» Supplied passage

►

These movies always start with the premise that the unassuming pops one cubicle over is actually a bad-ass death dealer. In Nobody, that’s Hutch (Odenkirk), a sullen jogger who always seems to miss trash day. When burglars plunder his house, he uses it as an excuse to revisit the part of himself that he hid in his mental basement in order to play house with his wife (Connie Nielsen). Soon, he’s pissed off a shiny suit-wearing Russian mobster (Aleksey Serebryakov) who is willing to blow up the entire city of…wherever this is set.
Director Ilya Naishuller’s paunch-punching papa-centered parable deploys NPR-friendly jazz and oldies over many of its fight sequences. Just to remind you how cool your father used to be before he had to settle down and leave his wild days behind him, Hutch is even friends with a Wu Tang Clan member (RZA)! The violence is mostly wildly cartoony, which is a compliment, as the more realistic things get, the less it feels like absurdist fantasy and the more it feels like CNN.

◄

» Layout coordinate data
►

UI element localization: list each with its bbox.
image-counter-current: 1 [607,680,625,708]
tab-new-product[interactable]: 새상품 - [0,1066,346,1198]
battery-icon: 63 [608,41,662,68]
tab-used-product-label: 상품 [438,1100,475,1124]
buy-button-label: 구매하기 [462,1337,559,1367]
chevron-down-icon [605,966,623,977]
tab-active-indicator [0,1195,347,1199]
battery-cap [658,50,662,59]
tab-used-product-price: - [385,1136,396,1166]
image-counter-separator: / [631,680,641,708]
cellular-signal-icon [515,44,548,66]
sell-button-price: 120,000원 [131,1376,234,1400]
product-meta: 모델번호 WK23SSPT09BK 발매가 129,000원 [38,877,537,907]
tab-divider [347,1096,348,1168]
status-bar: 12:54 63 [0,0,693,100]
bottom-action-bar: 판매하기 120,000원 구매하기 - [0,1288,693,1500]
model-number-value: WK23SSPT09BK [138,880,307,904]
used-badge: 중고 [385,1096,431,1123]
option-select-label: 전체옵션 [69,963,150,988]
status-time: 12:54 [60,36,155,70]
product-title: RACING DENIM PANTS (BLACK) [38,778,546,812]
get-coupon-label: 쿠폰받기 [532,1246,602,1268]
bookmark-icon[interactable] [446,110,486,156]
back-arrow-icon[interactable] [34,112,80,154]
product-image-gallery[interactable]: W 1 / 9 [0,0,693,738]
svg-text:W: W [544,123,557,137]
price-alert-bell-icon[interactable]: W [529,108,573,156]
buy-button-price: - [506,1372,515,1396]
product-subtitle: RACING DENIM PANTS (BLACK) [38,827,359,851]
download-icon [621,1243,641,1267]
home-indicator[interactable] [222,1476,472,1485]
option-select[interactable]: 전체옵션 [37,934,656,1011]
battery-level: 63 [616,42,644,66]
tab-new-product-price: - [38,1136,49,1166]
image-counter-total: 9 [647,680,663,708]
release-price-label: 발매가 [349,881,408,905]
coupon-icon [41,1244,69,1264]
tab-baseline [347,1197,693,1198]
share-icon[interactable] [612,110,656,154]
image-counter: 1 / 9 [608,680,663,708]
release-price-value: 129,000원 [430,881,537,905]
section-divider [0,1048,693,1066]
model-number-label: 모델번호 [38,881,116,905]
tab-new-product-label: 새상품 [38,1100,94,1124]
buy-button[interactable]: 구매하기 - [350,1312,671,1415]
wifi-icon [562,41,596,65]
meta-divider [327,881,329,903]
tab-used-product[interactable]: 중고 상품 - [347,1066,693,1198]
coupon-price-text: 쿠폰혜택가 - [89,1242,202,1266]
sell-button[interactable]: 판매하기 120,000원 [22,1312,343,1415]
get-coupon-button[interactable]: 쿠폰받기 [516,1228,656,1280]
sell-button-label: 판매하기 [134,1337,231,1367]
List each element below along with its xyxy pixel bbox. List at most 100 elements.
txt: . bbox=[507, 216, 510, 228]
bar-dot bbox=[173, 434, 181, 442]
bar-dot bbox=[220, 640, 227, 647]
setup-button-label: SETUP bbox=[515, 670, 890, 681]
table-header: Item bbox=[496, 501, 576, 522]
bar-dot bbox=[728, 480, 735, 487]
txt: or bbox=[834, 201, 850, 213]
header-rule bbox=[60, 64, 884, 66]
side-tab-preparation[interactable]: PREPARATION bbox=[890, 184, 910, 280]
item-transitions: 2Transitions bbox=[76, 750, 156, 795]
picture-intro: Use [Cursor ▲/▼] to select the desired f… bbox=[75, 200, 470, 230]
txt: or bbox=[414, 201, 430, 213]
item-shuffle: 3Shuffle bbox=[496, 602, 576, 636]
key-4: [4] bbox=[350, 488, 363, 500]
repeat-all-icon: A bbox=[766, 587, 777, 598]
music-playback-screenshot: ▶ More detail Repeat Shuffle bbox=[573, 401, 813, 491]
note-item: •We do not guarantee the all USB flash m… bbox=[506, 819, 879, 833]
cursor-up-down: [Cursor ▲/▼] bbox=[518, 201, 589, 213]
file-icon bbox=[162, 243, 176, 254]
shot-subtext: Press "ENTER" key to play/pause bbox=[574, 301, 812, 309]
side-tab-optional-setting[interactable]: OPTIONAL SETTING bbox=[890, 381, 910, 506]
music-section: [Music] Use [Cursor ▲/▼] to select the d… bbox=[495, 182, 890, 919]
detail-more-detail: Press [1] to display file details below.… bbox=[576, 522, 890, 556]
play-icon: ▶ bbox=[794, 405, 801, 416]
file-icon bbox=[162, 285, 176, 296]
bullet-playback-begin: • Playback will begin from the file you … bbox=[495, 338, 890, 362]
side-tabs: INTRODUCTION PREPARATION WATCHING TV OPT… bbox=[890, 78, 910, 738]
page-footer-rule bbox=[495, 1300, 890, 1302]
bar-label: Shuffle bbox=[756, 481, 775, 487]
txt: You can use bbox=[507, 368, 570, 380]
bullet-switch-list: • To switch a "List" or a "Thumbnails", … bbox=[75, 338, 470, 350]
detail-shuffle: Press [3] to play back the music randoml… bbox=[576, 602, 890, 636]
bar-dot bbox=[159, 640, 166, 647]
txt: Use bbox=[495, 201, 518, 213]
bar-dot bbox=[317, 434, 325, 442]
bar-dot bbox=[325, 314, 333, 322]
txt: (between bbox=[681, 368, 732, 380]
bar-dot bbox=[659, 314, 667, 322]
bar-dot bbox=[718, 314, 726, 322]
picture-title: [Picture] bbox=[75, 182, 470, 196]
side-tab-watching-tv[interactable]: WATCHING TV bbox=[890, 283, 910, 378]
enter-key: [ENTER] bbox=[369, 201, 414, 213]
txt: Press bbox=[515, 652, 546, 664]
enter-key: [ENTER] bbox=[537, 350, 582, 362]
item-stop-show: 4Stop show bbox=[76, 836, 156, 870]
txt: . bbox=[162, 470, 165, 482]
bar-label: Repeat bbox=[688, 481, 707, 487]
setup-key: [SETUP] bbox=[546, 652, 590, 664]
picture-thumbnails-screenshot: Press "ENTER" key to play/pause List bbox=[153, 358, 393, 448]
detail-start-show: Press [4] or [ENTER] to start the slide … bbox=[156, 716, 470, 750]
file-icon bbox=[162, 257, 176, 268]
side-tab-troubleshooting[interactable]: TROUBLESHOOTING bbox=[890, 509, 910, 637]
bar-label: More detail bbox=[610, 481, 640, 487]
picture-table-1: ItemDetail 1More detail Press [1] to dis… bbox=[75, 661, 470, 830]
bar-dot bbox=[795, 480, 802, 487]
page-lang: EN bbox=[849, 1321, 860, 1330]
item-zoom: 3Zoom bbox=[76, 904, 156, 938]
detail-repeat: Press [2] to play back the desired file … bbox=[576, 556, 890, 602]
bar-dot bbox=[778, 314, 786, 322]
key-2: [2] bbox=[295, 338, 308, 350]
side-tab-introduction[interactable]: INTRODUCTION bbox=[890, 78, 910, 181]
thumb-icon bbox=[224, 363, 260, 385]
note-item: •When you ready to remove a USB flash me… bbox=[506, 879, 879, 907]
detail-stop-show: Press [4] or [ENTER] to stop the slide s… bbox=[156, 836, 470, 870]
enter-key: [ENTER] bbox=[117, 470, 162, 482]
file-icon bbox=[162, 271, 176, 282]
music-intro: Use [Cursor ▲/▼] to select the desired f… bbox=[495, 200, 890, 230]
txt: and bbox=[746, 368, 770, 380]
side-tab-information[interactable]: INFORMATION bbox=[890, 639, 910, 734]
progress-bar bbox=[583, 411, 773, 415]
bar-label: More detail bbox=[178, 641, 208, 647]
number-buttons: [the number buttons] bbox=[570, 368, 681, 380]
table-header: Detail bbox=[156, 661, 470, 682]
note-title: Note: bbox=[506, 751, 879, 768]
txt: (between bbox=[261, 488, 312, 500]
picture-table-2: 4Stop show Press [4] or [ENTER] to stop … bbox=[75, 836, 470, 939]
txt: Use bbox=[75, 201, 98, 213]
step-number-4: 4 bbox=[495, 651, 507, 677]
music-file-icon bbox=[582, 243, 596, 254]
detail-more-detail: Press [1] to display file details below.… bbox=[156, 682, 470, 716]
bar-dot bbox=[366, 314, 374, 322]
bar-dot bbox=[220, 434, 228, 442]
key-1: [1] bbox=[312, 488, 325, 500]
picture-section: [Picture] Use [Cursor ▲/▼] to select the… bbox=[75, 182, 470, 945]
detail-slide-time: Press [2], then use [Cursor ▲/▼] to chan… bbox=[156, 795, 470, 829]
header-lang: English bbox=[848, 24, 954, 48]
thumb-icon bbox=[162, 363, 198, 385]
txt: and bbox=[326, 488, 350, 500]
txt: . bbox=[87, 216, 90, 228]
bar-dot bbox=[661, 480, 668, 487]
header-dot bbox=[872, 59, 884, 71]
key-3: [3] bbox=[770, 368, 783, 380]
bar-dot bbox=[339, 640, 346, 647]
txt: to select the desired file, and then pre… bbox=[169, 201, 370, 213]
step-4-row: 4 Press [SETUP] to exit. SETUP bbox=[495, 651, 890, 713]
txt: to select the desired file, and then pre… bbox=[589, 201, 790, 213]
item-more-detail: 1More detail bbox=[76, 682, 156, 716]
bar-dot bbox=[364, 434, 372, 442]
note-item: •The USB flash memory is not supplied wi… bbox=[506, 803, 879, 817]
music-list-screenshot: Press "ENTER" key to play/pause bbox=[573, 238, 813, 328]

◄

» Problem set
A) Return the portion of the movie review starting at "Director Ilya Naishuller’s" and ending at "feels like CNN.", copied word for word.
B) Retype the records starting at their first line and ending at the line that contains "buy-button-label: 구매하기 [462,1337,559,1367]", with both ends included, and give only those lines.
The review and the records are unrelated and should be treated as separate material.

» Solutions to the exercise
A)
Director Ilya Naishuller’s paunch-punching papa-centered parable deploys NPR-friendly jazz and oldies over many of its fight sequences. Just to remind you how cool your father used to be before he had to settle down and leave his wild days behind him, Hutch is even friends with a Wu Tang Clan member (RZA)! The violence is mostly wildly cartoony, which is a compliment, as the more realistic things get, the less it feels like absurdist fantasy and the more it feels like CNN.

B)
UI element localization: list each with its bbox.
image-counter-current: 1 [607,680,625,708]
tab-new-product[interactable]: 새상품 - [0,1066,346,1198]
battery-icon: 63 [608,41,662,68]
tab-used-product-label: 상품 [438,1100,475,1124]
buy-button-label: 구매하기 [462,1337,559,1367]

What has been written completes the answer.